Figure content listings
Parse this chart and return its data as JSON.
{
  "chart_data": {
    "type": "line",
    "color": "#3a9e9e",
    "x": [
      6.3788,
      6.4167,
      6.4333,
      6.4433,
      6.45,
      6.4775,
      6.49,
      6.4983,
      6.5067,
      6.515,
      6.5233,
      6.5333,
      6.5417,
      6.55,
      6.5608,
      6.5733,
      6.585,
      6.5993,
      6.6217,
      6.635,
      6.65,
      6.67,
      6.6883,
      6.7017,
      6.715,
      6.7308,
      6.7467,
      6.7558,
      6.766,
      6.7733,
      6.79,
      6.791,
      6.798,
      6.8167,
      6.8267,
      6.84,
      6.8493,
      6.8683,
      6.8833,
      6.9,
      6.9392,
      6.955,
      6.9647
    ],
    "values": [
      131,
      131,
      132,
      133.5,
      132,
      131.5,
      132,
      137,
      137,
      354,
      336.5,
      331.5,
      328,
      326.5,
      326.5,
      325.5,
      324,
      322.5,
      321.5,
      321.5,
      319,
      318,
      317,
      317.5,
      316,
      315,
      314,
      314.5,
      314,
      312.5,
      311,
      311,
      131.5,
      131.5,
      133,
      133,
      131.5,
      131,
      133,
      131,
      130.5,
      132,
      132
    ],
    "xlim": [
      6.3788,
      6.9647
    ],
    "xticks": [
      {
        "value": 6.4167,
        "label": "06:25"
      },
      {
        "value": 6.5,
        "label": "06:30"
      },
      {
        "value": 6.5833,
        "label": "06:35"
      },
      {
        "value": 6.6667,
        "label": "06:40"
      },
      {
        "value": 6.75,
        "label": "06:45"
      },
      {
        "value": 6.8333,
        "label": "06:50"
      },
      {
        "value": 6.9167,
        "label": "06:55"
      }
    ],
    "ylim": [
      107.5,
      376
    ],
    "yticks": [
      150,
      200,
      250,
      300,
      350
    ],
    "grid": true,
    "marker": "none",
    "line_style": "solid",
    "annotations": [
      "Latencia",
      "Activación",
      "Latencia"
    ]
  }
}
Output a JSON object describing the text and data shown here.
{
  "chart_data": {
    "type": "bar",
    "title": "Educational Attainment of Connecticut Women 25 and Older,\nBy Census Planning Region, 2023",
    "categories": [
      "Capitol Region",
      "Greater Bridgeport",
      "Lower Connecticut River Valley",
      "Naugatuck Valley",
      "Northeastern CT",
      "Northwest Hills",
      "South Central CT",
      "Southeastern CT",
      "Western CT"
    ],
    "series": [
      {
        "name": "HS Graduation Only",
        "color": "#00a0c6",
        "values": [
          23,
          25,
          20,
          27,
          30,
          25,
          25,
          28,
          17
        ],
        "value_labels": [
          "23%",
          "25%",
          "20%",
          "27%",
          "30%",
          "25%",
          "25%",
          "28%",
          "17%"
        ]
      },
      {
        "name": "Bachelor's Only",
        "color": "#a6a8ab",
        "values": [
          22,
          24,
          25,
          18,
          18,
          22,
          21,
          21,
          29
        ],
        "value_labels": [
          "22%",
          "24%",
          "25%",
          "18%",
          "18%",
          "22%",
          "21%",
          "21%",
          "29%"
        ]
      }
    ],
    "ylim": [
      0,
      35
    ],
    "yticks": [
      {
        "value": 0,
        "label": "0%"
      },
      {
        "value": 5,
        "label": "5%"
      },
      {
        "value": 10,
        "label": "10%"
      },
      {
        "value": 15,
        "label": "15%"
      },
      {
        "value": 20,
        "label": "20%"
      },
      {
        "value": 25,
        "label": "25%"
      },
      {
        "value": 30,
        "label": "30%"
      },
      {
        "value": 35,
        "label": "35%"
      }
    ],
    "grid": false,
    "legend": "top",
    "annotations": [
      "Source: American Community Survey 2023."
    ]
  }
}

# [WORK REQUIRED]
Extract each line of the listing above, copying it word for word.

# [TASK SOLUTION]
Parse this chart and return its data as JSON.
{
  "chart_data": {
    "type": "line",
    "color": "#3a9e9e",
    "x": [
      6.3788,
      6.4167,
      6.4333,
      6.4433,
      6.45,
      6.4775,
      6.49,
      6.4983,
      6.5067,
      6.515,
      6.5233,
      6.5333,
      6.5417,
      6.55,
      6.5608,
      6.5733,
      6.585,
      6.5993,
      6.6217,
      6.635,
      6.65,
      6.67,
      6.6883,
      6.7017,
      6.715,
      6.7308,
      6.7467,
      6.7558,
      6.766,
      6.7733,
      6.79,
      6.791,
      6.798,
      6.8167,
      6.8267,
      6.84,
      6.8493,
      6.8683,
      6.8833,
      6.9,
      6.9392,
      6.955,
      6.9647
    ],
    "values": [
      131,
      131,
      132,
      133.5,
      132,
      131.5,
      132,
      137,
      137,
      354,
      336.5,
      331.5,
      328,
      326.5,
      326.5,
      325.5,
      324,
      322.5,
      321.5,
      321.5,
      319,
      318,
      317,
      317.5,
      316,
      315,
      314,
      314.5,
      314,
      312.5,
      311,
      311,
      131.5,
      131.5,
      133,
      133,
      131.5,
      131,
      133,
      131,
      130.5,
      132,
      132
    ],
    "xlim": [
      6.3788,
      6.9647
    ],
    "xticks": [
      {
        "value": 6.4167,
        "label": "06:25"
      },
      {
        "value": 6.5,
        "label": "06:30"
      },
      {
        "value": 6.5833,
        "label": "06:35"
      },
      {
        "value": 6.6667,
        "label": "06:40"
      },
      {
        "value": 6.75,
        "label": "06:45"
      },
      {
        "value": 6.8333,
        "label": "06:50"
      },
      {
        "value": 6.9167,
        "label": "06:55"
      }
    ],
    "ylim": [
      107.5,
      376
    ],
    "yticks": [
      150,
      200,
      250,
      300,
      350
    ],
    "grid": true,
    "marker": "none",
    "line_style": "solid",
    "annotations": [
      "Latencia",
      "Activación",
      "Latencia"
    ]
  }
}
Output a JSON object describing the text and data shown here.
{
  "chart_data": {
    "type": "bar",
    "title": "Educational Attainment of Connecticut Women 25 and Older,\nBy Census Planning Region, 2023",
    "categories": [
      "Capitol Region",
      "Greater Bridgeport",
      "Lower Connecticut River Valley",
      "Naugatuck Valley",
      "Northeastern CT",
      "Northwest Hills",
      "South Central CT",
      "Southeastern CT",
      "Western CT"
    ],
    "series": [
      {
        "name": "HS Graduation Only",
        "color": "#00a0c6",
        "values": [
          23,
          25,
          20,
          27,
          30,
          25,
          25,
          28,
          17
        ],
        "value_labels": [
          "23%",
          "25%",
          "20%",
          "27%",
          "30%",
          "25%",
          "25%",
          "28%",
          "17%"
        ]
      },
      {
        "name": "Bachelor's Only",
        "color": "#a6a8ab",
        "values": [
          22,
          24,
          25,
          18,
          18,
          22,
          21,
          21,
          29
        ],
        "value_labels": [
          "22%",
          "24%",
          "25%",
          "18%",
          "18%",
          "22%",
          "21%",
          "21%",
          "29%"
        ]
      }
    ],
    "ylim": [
      0,
      35
    ],
    "yticks": [
      {
        "value": 0,
        "label": "0%"
      },
      {
        "value": 5,
        "label": "5%"
      },
      {
        "value": 10,
        "label": "10%"
      },
      {
        "value": 15,
        "label": "15%"
      },
      {
        "value": 20,
        "label": "20%"
      },
      {
        "value": 25,
        "label": "25%"
      },
      {
        "value": 30,
        "label": "30%"
      },
      {
        "value": 35,
        "label": "35%"
      }
    ],
    "grid": false,
    "legend": "top",
    "annotations": [
      "Source: American Community Survey 2023."
    ]
  }
}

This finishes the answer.